[Start]
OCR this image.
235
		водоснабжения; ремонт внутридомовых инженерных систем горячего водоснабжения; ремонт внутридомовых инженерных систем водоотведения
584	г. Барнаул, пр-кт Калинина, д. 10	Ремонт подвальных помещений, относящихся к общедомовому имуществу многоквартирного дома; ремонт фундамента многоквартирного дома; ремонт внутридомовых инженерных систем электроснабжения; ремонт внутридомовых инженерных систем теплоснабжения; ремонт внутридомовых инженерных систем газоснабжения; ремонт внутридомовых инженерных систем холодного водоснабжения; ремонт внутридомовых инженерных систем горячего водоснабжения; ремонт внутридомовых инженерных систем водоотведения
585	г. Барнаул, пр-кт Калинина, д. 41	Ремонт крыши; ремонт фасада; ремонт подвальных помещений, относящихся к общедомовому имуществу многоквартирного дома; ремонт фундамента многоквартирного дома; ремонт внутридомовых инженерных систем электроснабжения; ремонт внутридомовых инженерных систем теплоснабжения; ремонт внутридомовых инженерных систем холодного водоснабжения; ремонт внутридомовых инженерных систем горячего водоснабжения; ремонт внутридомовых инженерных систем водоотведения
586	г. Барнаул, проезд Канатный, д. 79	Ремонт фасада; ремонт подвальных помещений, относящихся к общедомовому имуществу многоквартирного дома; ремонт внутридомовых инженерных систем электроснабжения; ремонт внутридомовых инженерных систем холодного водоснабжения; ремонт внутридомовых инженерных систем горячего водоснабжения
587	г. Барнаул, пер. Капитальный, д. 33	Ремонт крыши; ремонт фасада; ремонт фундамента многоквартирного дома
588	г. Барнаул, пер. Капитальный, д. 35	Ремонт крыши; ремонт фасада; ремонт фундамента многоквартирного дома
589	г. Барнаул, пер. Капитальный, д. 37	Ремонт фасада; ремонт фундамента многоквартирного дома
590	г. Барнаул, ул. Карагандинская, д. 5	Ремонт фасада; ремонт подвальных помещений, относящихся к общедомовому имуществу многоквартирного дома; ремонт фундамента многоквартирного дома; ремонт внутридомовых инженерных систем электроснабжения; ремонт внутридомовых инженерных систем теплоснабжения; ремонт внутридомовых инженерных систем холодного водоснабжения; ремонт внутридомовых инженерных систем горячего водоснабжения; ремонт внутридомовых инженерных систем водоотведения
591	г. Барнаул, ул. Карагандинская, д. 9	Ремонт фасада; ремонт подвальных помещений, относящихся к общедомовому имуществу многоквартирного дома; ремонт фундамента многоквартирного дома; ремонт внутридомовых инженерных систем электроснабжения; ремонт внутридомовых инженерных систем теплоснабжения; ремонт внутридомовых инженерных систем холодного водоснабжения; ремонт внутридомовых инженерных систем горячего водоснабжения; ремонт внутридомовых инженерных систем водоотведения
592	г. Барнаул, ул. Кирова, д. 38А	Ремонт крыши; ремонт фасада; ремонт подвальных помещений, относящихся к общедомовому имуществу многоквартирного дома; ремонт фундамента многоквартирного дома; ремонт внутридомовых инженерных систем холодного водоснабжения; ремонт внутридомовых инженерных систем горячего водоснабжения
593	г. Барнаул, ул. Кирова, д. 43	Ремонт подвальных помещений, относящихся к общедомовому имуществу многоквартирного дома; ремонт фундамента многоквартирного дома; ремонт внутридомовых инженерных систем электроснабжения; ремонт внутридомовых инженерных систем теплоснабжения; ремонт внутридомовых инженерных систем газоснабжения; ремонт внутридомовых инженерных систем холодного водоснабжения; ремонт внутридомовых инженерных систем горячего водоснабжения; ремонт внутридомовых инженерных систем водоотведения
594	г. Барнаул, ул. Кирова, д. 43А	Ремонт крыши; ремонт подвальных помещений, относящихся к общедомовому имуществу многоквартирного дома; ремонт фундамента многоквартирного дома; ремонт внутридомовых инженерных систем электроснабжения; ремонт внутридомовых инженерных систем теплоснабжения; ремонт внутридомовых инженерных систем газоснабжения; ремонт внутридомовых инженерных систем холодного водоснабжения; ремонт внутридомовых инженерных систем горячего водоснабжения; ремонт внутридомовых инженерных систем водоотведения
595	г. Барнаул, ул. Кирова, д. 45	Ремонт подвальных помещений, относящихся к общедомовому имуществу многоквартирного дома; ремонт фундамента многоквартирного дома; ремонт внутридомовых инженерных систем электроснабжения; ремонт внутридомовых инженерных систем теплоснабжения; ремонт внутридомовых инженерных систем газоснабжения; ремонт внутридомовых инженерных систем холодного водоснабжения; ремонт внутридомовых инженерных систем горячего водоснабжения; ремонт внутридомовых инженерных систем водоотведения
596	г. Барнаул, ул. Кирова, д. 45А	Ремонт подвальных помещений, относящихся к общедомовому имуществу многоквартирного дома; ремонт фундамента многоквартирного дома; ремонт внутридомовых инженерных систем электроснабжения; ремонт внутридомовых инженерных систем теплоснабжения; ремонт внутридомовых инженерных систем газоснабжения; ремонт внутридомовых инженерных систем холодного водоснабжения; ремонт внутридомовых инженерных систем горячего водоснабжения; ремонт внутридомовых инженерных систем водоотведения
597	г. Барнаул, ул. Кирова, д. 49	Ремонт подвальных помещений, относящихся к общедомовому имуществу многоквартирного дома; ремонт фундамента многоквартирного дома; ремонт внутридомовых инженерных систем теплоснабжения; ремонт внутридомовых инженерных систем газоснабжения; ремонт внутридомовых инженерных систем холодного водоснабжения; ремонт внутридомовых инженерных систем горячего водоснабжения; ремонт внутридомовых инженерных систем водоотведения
[End]
__Instructions for the task__. Retype every entry word for word.

__Task solution__.
OCR this image.
235
		водоснабжения; ремонт внутридомовых инженерных систем горячего водоснабжения; ремонт внутридомовых инженерных систем водоотведения
584	г. Барнаул, пр-кт Калинина, д. 10	Ремонт подвальных помещений, относящихся к общедомовому имуществу многоквартирного дома; ремонт фундамента многоквартирного дома; ремонт внутридомовых инженерных систем электроснабжения; ремонт внутридомовых инженерных систем теплоснабжения; ремонт внутридомовых инженерных систем газоснабжения; ремонт внутридомовых инженерных систем холодного водоснабжения; ремонт внутридомовых инженерных систем горячего водоснабжения; ремонт внутридомовых инженерных систем водоотведения
585	г. Барнаул, пр-кт Калинина, д. 41	Ремонт крыши; ремонт фасада; ремонт подвальных помещений, относящихся к общедомовому имуществу многоквартирного дома; ремонт фундамента многоквартирного дома; ремонт внутридомовых инженерных систем электроснабжения; ремонт внутридомовых инженерных систем теплоснабжения; ремонт внутридомовых инженерных систем холодного водоснабжения; ремонт внутридомовых инженерных систем горячего водоснабжения; ремонт внутридомовых инженерных систем водоотведения
586	г. Барнаул, проезд Канатный, д. 79	Ремонт фасада; ремонт подвальных помещений, относящихся к общедомовому имуществу многоквартирного дома; ремонт внутридомовых инженерных систем электроснабжения; ремонт внутридомовых инженерных систем холодного водоснабжения; ремонт внутридомовых инженерных систем горячего водоснабжения
587	г. Барнаул, пер. Капитальный, д. 33	Ремонт крыши; ремонт фасада; ремонт фундамента многоквартирного дома
588	г. Барнаул, пер. Капитальный, д. 35	Ремонт крыши; ремонт фасада; ремонт фундамента многоквартирного дома
589	г. Барнаул, пер. Капитальный, д. 37	Ремонт фасада; ремонт фундамента многоквартирного дома
590	г. Барнаул, ул. Карагандинская, д. 5	Ремонт фасада; ремонт подвальных помещений, относящихся к общедомовому имуществу многоквартирного дома; ремонт фундамента многоквартирного дома; ремонт внутридомовых инженерных систем электроснабжения; ремонт внутридомовых инженерных систем теплоснабжения; ремонт внутридомовых инженерных систем холодного водоснабжения; ремонт внутридомовых инженерных систем горячего водоснабжения; ремонт внутридомовых инженерных систем водоотведения
591	г. Барнаул, ул. Карагандинская, д. 9	Ремонт фасада; ремонт подвальных помещений, относящихся к общедомовому имуществу многоквартирного дома; ремонт фундамента многоквартирного дома; ремонт внутридомовых инженерных систем электроснабжения; ремонт внутридомовых инженерных систем теплоснабжения; ремонт внутридомовых инженерных систем холодного водоснабжения; ремонт внутридомовых инженерных систем горячего водоснабжения; ремонт внутридомовых инженерных систем водоотведения
592	г. Барнаул, ул. Кирова, д. 38А	Ремонт крыши; ремонт фасада; ремонт подвальных помещений, относящихся к общедомовому имуществу многоквартирного дома; ремонт фундамента многоквартирного дома; ремонт внутридомовых инженерных систем холодного водоснабжения; ремонт внутридомовых инженерных систем горячего водоснабжения
593	г. Барнаул, ул. Кирова, д. 43	Ремонт подвальных помещений, относящихся к общедомовому имуществу многоквартирного дома; ремонт фундамента многоквартирного дома; ремонт внутридомовых инженерных систем электроснабжения; ремонт внутридомовых инженерных систем теплоснабжения; ремонт внутридомовых инженерных систем газоснабжения; ремонт внутридомовых инженерных систем холодного водоснабжения; ремонт внутридомовых инженерных систем горячего водоснабжения; ремонт внутридомовых инженерных систем водоотведения
594	г. Барнаул, ул. Кирова, д. 43А	Ремонт крыши; ремонт подвальных помещений, относящихся к общедомовому имуществу многоквартирного дома; ремонт фундамента многоквартирного дома; ремонт внутридомовых инженерных систем электроснабжения; ремонт внутридомовых инженерных систем теплоснабжения; ремонт внутридомовых инженерных систем газоснабжения; ремонт внутридомовых инженерных систем холодного водоснабжения; ремонт внутридомовых инженерных систем горячего водоснабжения; ремонт внутридомовых инженерных систем водоотведения
595	г. Барнаул, ул. Кирова, д. 45	Ремонт подвальных помещений, относящихся к общедомовому имуществу многоквартирного дома; ремонт фундамента многоквартирного дома; ремонт внутридомовых инженерных систем электроснабжения; ремонт внутридомовых инженерных систем теплоснабжения; ремонт внутридомовых инженерных систем газоснабжения; ремонт внутридомовых инженерных систем холодного водоснабжения; ремонт внутридомовых инженерных систем горячего водоснабжения; ремонт внутридомовых инженерных систем водоотведения
596	г. Барнаул, ул. Кирова, д. 45А	Ремонт подвальных помещений, относящихся к общедомовому имуществу многоквартирного дома; ремонт фундамента многоквартирного дома; ремонт внутридомовых инженерных систем электроснабжения; ремонт внутридомовых инженерных систем теплоснабжения; ремонт внутридомовых инженерных систем газоснабжения; ремонт внутридомовых инженерных систем холодного водоснабжения; ремонт внутридомовых инженерных систем горячего водоснабжения; ремонт внутридомовых инженерных систем водоотведения
597	г. Барнаул, ул. Кирова, д. 49	Ремонт подвальных помещений, относящихся к общедомовому имуществу многоквартирного дома; ремонт фундамента многоквартирного дома; ремонт внутридомовых инженерных систем теплоснабжения; ремонт внутридомовых инженерных систем газоснабжения; ремонт внутридомовых инженерных систем холодного водоснабжения; ремонт внутридомовых инженерных систем горячего водоснабжения; ремонт внутридомовых инженерных систем водоотведения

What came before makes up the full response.